--- Start of Data supplied ---
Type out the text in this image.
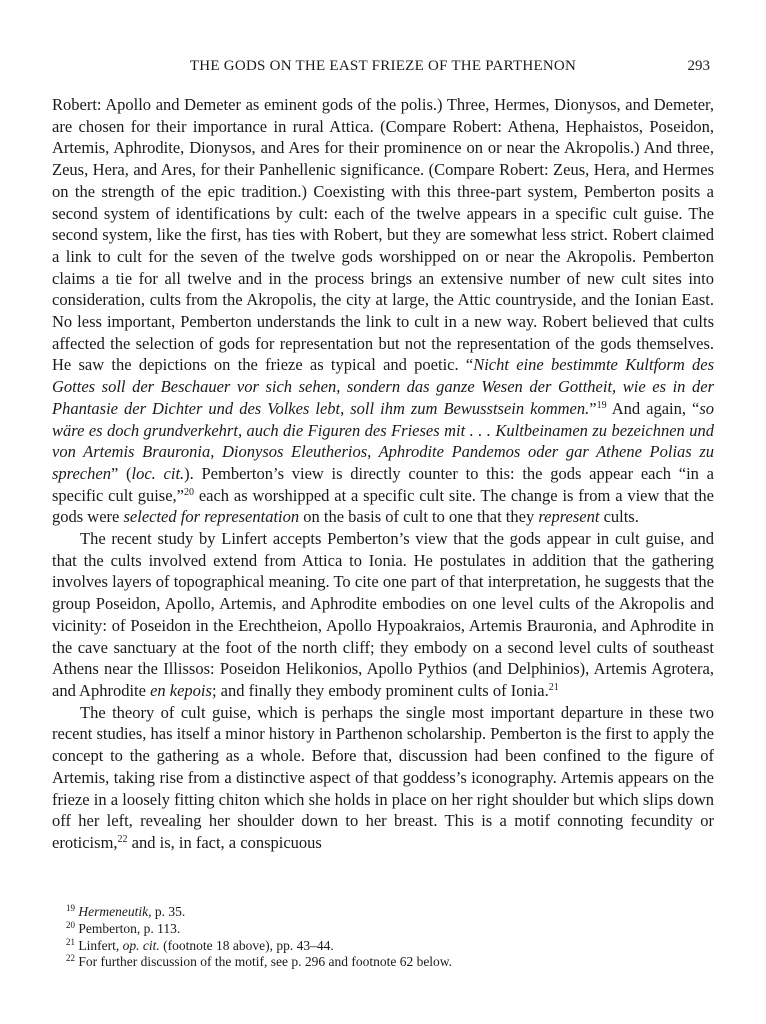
THE GODS ON THE EAST FRIEZE OF THE PARTHENON	293

Robert: Apollo and Demeter as eminent gods of the polis.) Three, Hermes, Dionysos, and Demeter, are chosen for their importance in rural Attica. (Compare Robert: Athena, Hephaistos, Poseidon, Artemis, Aphrodite, Dionysos, and Ares for their prominence on or near the Akropolis.) And three, Zeus, Hera, and Ares, for their Panhellenic significance. (Compare Robert: Zeus, Hera, and Hermes on the strength of the epic tradition.) Coexisting with this three-part system, Pemberton posits a second system of identifications by cult: each of the twelve appears in a specific cult guise. The second system, like the first, has ties with Robert, but they are somewhat less strict. Robert claimed a link to cult for the seven of the twelve gods worshipped on or near the Akropolis. Pemberton claims a tie for all twelve and in the process brings an extensive number of new cult sites into consideration, cults from the Akropolis, the city at large, the Attic countryside, and the Ionian East. No less important, Pemberton understands the link to cult in a new way. Robert believed that cults affected the selection of gods for representation but not the representation of the gods themselves. He saw the depictions on the frieze as typical and poetic. “Nicht eine bestimmte Kultform des Gottes soll der Beschauer vor sich sehen, sondern das ganze Wesen der Gottheit, wie es in der Phantasie der Dichter und des Volkes lebt, soll ihm zum Bewusstsein kommen.”$^{19}$ And again, “so wäre es doch grundverkehrt, auch die Figuren des Frieses mit . . . Kultbeinamen zu bezeichnen und von Artemis Brauronia, Dionysos Eleutherios, Aphrodite Pandemos oder gar Athene Polias zu sprechen” (loc. cit.). Pemberton’s view is directly counter to this: the gods appear each “in a specific cult guise,”$^{20}$ each as worshipped at a specific cult site. The change is from a view that the gods were selected for representation on the basis of cult to one that they represent cults.

The recent study by Linfert accepts Pemberton’s view that the gods appear in cult guise, and that the cults involved extend from Attica to Ionia. He postulates in addition that the gathering involves layers of topographical meaning. To cite one part of that interpretation, he suggests that the group Poseidon, Apollo, Artemis, and Aphrodite embodies on one level cults of the Akropolis and vicinity: of Poseidon in the Erechtheion, Apollo Hypoakraios, Artemis Brauronia, and Aphrodite in the cave sanctuary at the foot of the north cliff; they embody on a second level cults of southeast Athens near the Illissos: Poseidon Helikonios, Apollo Pythios (and Delphinios), Artemis Agrotera, and Aphrodite en kepois; and finally they embody prominent cults of Ionia.$^{21}$

The theory of cult guise, which is perhaps the single most important departure in these two recent studies, has itself a minor history in Parthenon scholarship. Pemberton is the first to apply the concept to the gathering as a whole. Before that, discussion had been confined to the figure of Artemis, taking rise from a distinctive aspect of that goddess’s iconography. Artemis appears on the frieze in a loosely fitting chiton which she holds in place on her right shoulder but which slips down off her left, revealing her shoulder down to her breast. This is a motif connoting fecundity or eroticism,$^{22}$ and is, in fact, a conspicuous

$^{19}$ Hermeneutik, p. 35.
$^{20}$ Pemberton, p. 113.
$^{21}$ Linfert, op. cit. (footnote 18 above), pp. 43–44.
$^{22}$ For further discussion of the motif, see p. 296 and footnote 62 below.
--- End of Data supplied ---
Work instructions: Report all lines of the data above that include the string "footnote".

Answer to this problem:
$^{21}$ Linfert, op. cit. (footnote 18 above), pp. 43–44.
$^{22}$ For further discussion of the motif, see p. 296 and footnote 62 below.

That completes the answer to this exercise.